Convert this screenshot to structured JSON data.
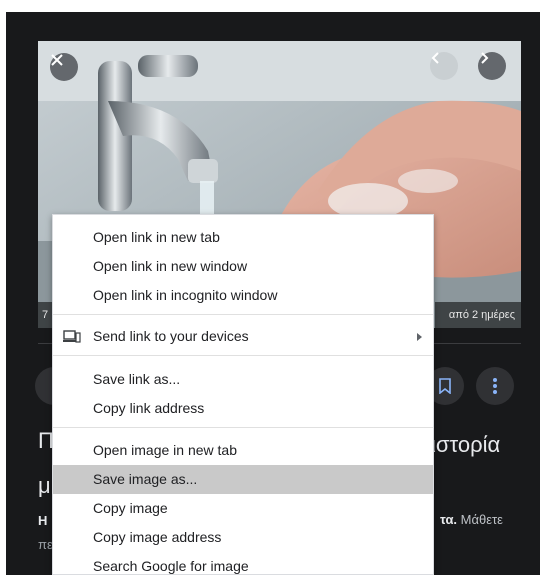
{
  "viewer": {
    "caption_left": "7",
    "caption_right": "από 2 ημέρες",
    "title_line1": "Π",
    "title_line2": "μ",
    "title_right": "ιστορία",
    "desc_line1": "Η",
    "desc_line2": "πε",
    "desc_right_bold": "τα.",
    "desc_right_rest": " Μάθετε"
  },
  "icons": {
    "close": "close-icon",
    "prev": "chevron-left-icon",
    "next": "chevron-right-icon",
    "bookmark": "bookmark-icon",
    "more": "more-vertical-icon",
    "devices": "devices-icon",
    "submenu": "submenu-arrow-icon"
  },
  "context_menu": {
    "open_link_new_tab": "Open link in new tab",
    "open_link_new_window": "Open link in new window",
    "open_link_incognito": "Open link in incognito window",
    "send_link_devices": "Send link to your devices",
    "save_link_as": "Save link as...",
    "copy_link_address": "Copy link address",
    "open_image_new_tab": "Open image in new tab",
    "save_image_as": "Save image as...",
    "copy_image": "Copy image",
    "copy_image_address": "Copy image address",
    "search_google_image": "Search Google for image"
  },
  "colors": {
    "panel_bg": "#18191b",
    "menu_highlight": "#c9c9c9",
    "menu_text": "#202124"
  }
}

****************************************

### WHAT IS NEEDED
Omit every image. Quote each record exactly.

### CORRECT RESULT
Convert this screenshot to structured JSON data.
{
  "viewer": {
    "caption_left": "7",
    "caption_right": "από 2 ημέρες",
    "title_line1": "Π",
    "title_line2": "μ",
    "title_right": "ιστορία",
    "desc_line1": "Η",
    "desc_line2": "πε",
    "desc_right_bold": "τα.",
    "desc_right_rest": " Μάθετε"
  },
  "icons": {
    "close": "close-icon",
    "prev": "chevron-left-icon",
    "next": "chevron-right-icon",
    "bookmark": "bookmark-icon",
    "more": "more-vertical-icon",
    "devices": "devices-icon",
    "submenu": "submenu-arrow-icon"
  },
  "context_menu": {
    "open_link_new_tab": "Open link in new tab",
    "open_link_new_window": "Open link in new window",
    "open_link_incognito": "Open link in incognito window",
    "send_link_devices": "Send link to your devices",
    "save_link_as": "Save link as...",
    "copy_link_address": "Copy link address",
    "open_image_new_tab": "Open image in new tab",
    "save_image_as": "Save image as...",
    "copy_image": "Copy image",
    "copy_image_address": "Copy image address",
    "search_google_image": "Search Google for image"
  },
  "colors": {
    "panel_bg": "#18191b",
    "menu_highlight": "#c9c9c9",
    "menu_text": "#202124"
  }
}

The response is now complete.